#### Provided entries
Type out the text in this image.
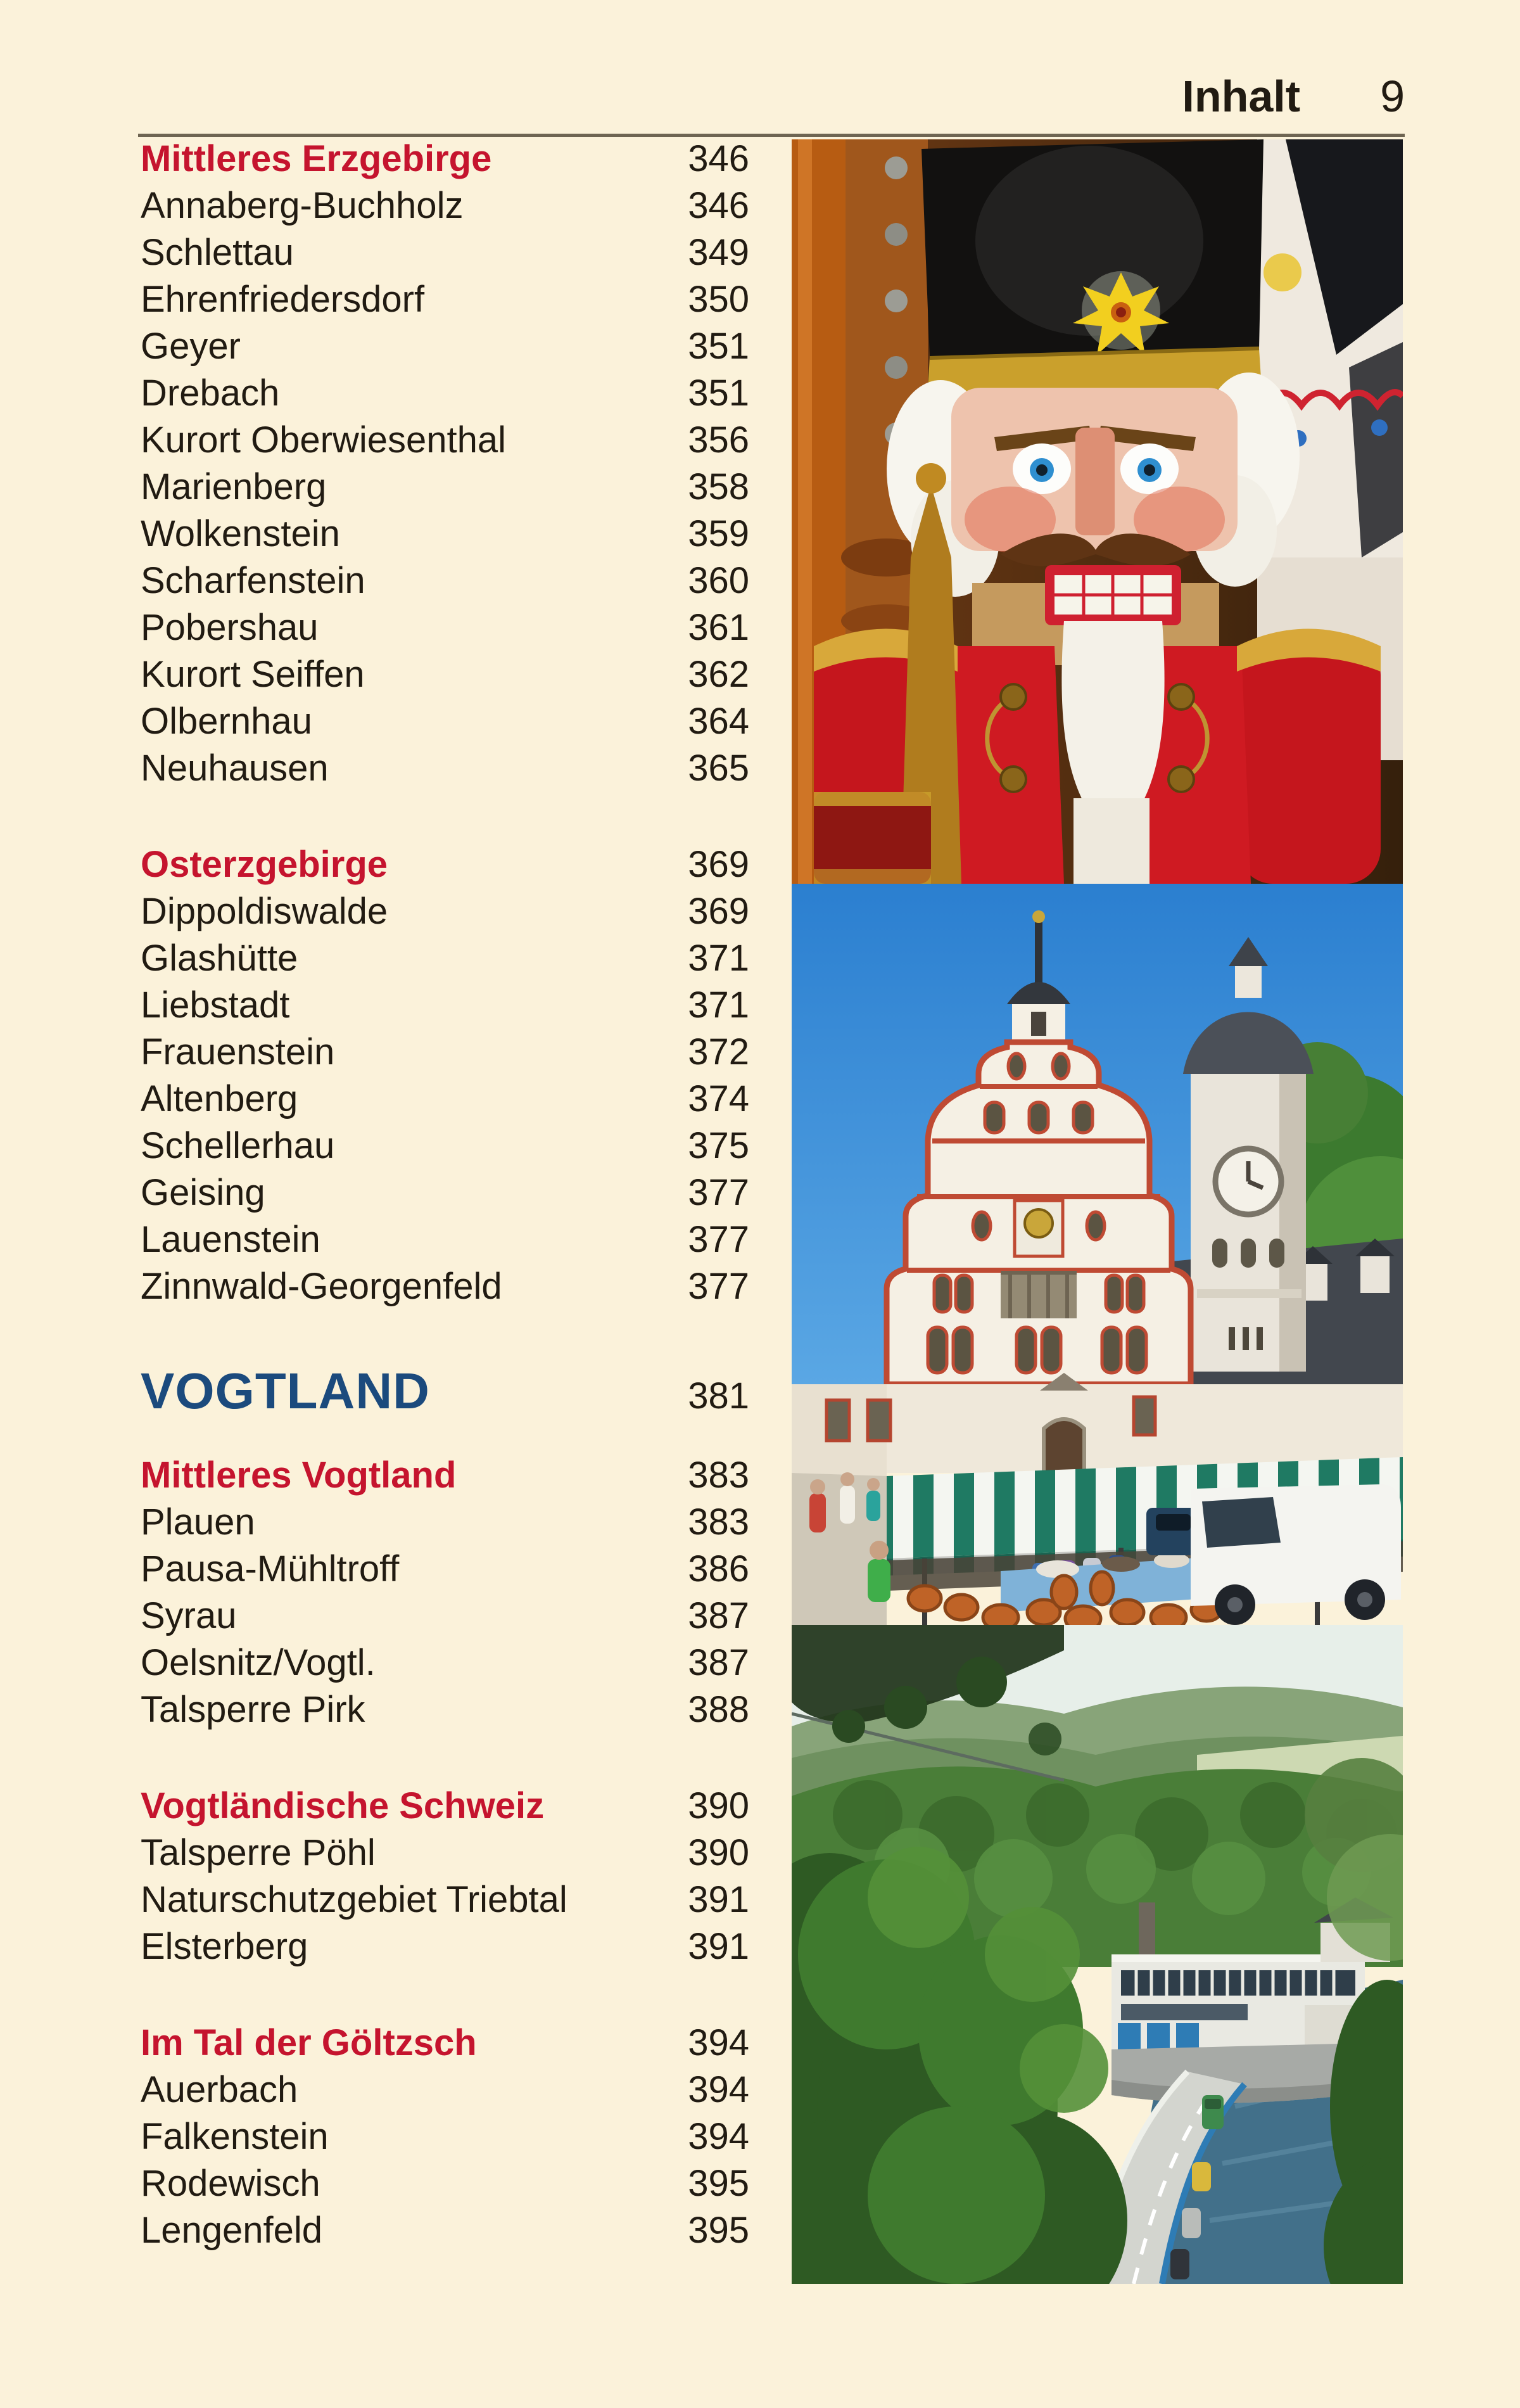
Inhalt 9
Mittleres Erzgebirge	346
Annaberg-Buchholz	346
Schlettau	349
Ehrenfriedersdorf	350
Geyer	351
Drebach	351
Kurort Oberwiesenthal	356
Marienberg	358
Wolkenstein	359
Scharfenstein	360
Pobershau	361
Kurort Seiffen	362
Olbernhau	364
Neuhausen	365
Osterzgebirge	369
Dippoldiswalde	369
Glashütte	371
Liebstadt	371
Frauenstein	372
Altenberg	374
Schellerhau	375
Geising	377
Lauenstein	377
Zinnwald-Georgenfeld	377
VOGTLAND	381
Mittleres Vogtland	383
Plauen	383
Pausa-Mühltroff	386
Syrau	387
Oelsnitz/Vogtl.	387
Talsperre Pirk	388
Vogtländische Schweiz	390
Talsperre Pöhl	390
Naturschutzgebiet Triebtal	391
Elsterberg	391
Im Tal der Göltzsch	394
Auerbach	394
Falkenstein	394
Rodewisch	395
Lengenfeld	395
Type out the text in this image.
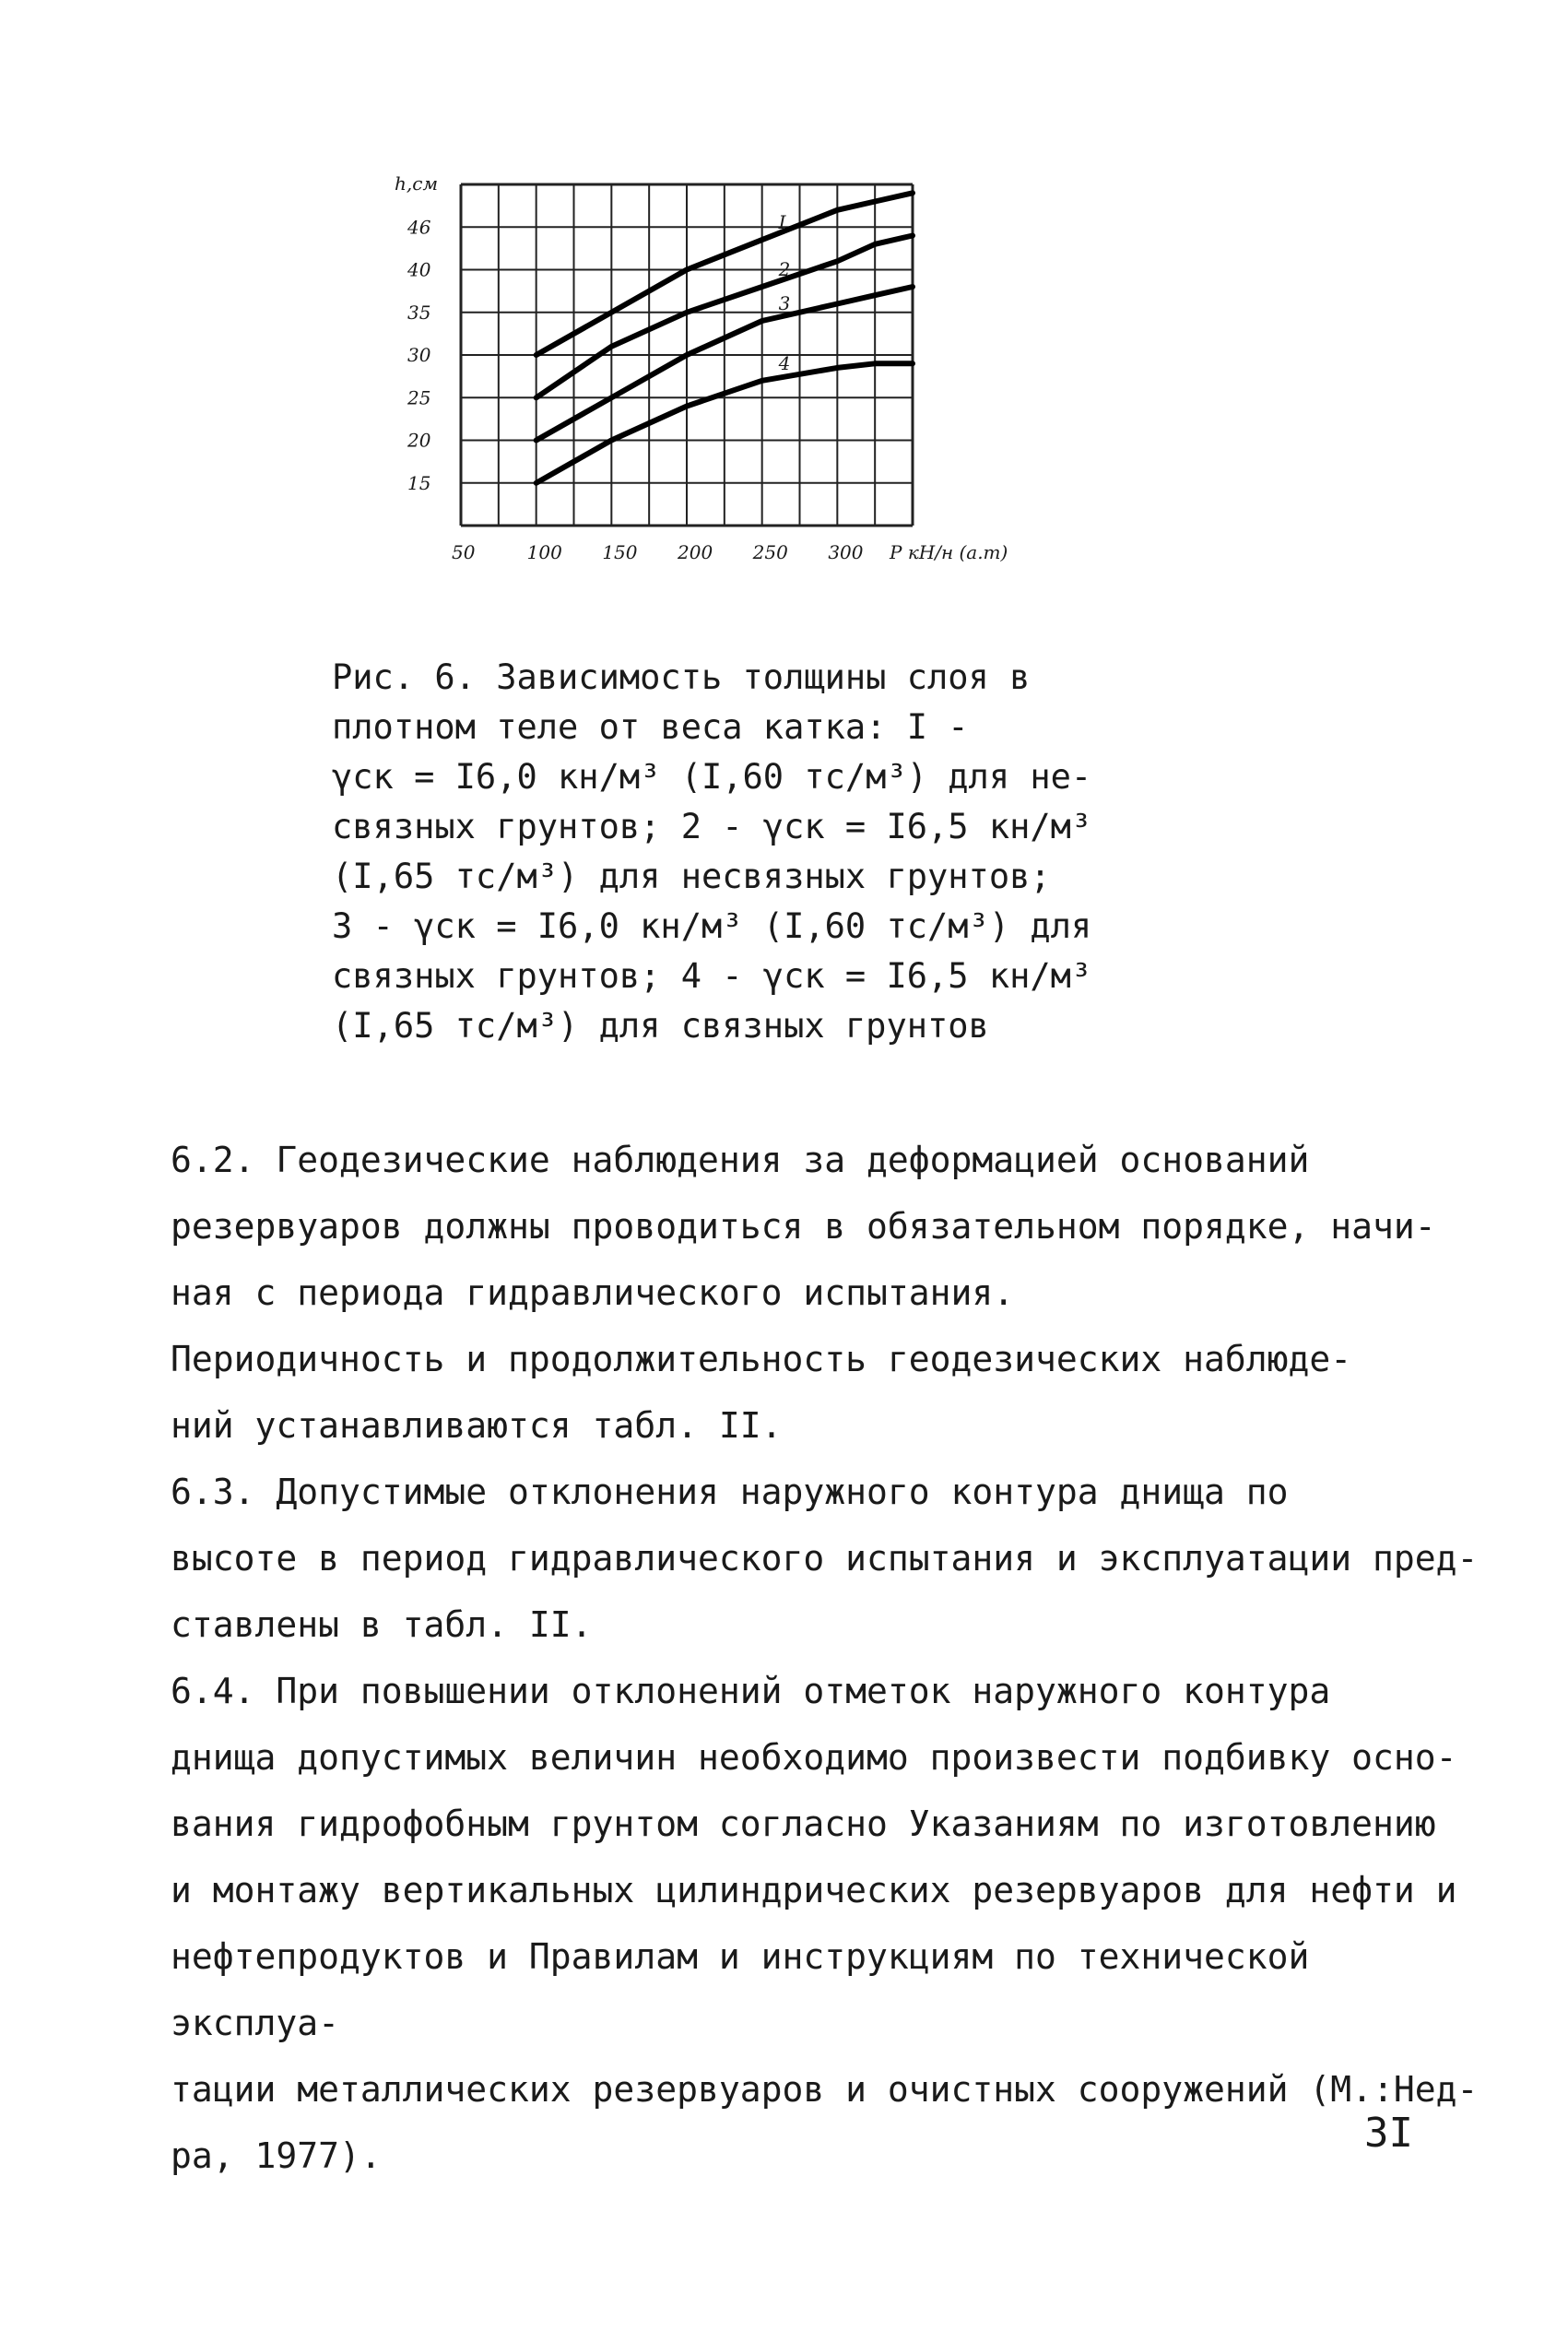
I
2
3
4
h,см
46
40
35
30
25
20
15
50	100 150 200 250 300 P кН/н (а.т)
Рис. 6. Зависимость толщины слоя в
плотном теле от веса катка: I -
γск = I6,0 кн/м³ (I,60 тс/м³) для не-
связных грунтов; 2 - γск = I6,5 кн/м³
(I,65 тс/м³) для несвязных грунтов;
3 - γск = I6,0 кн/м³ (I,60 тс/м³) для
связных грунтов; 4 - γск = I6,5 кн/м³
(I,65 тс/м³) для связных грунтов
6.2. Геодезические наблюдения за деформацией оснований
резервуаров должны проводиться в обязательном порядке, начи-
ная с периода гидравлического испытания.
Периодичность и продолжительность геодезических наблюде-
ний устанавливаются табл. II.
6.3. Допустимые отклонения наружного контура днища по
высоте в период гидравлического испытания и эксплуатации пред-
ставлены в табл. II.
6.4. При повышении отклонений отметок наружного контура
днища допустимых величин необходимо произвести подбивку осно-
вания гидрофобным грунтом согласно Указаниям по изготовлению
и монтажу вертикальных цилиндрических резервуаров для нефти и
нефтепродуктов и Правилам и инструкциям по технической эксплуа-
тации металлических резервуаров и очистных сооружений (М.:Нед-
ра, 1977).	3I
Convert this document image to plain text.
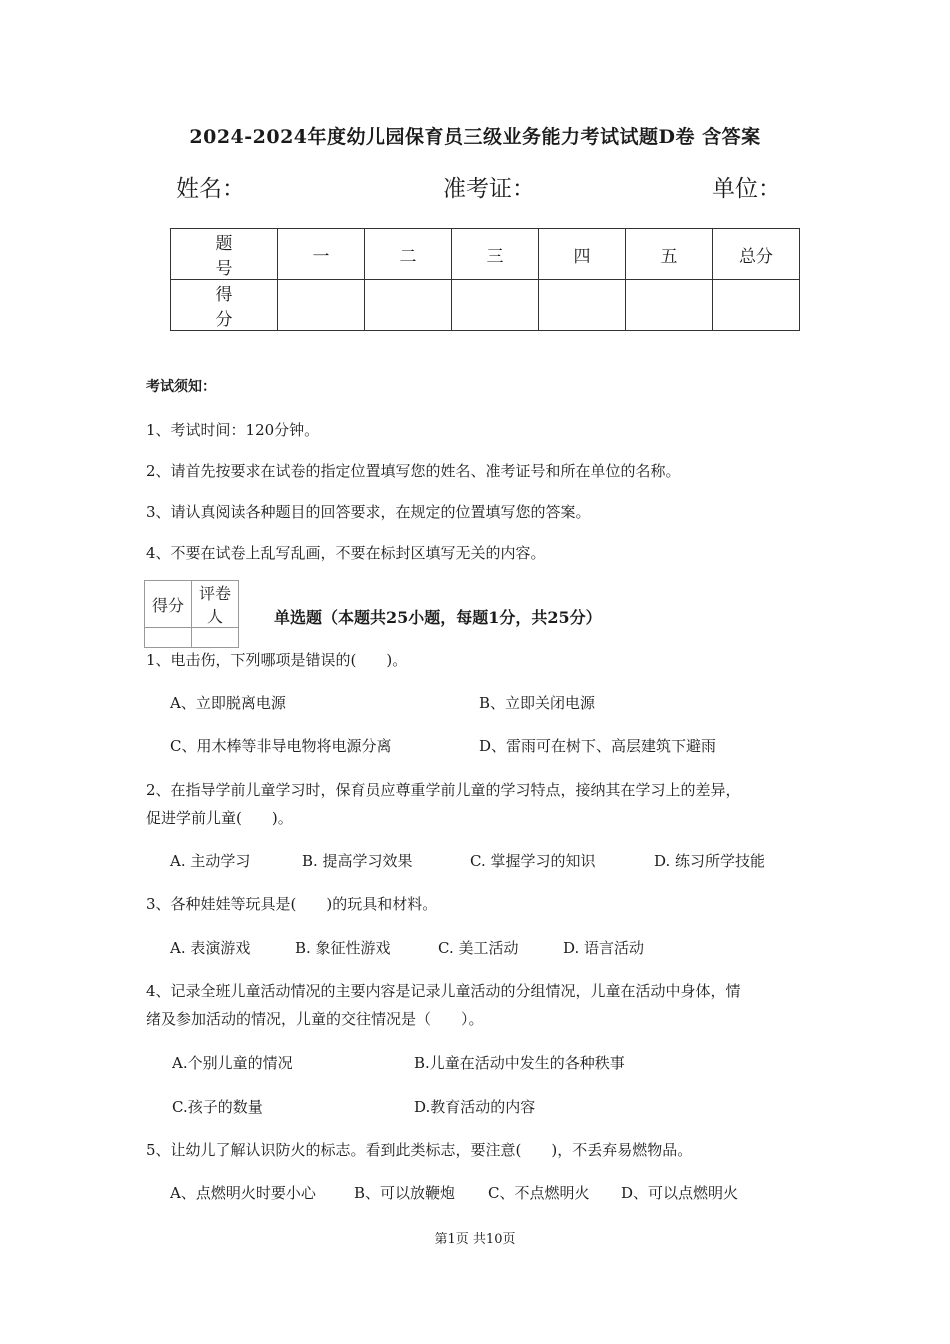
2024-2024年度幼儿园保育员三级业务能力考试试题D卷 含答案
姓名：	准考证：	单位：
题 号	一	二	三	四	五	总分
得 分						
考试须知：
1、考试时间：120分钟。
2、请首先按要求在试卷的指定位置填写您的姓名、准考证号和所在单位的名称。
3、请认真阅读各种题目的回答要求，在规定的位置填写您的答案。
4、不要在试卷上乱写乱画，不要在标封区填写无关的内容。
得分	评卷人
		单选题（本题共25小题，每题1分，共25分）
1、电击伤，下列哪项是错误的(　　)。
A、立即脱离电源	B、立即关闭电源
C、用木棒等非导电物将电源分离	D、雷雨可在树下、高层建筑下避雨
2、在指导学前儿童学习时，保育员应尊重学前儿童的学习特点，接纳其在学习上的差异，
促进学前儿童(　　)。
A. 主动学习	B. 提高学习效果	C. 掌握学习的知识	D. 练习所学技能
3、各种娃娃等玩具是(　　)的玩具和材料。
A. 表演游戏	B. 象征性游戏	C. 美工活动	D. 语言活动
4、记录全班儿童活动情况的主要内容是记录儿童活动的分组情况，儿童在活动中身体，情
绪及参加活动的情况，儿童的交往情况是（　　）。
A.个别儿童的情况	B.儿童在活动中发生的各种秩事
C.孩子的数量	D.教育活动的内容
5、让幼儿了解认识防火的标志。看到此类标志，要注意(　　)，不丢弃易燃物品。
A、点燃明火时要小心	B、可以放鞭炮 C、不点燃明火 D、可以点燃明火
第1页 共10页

#### Description of the task
Return, from the data, each line that has the word "гидравлического" in it.

#### Answer for this exercise
ная с периода гидравлического испытания.
высоте в период гидравлического испытания и эксплуатации пред-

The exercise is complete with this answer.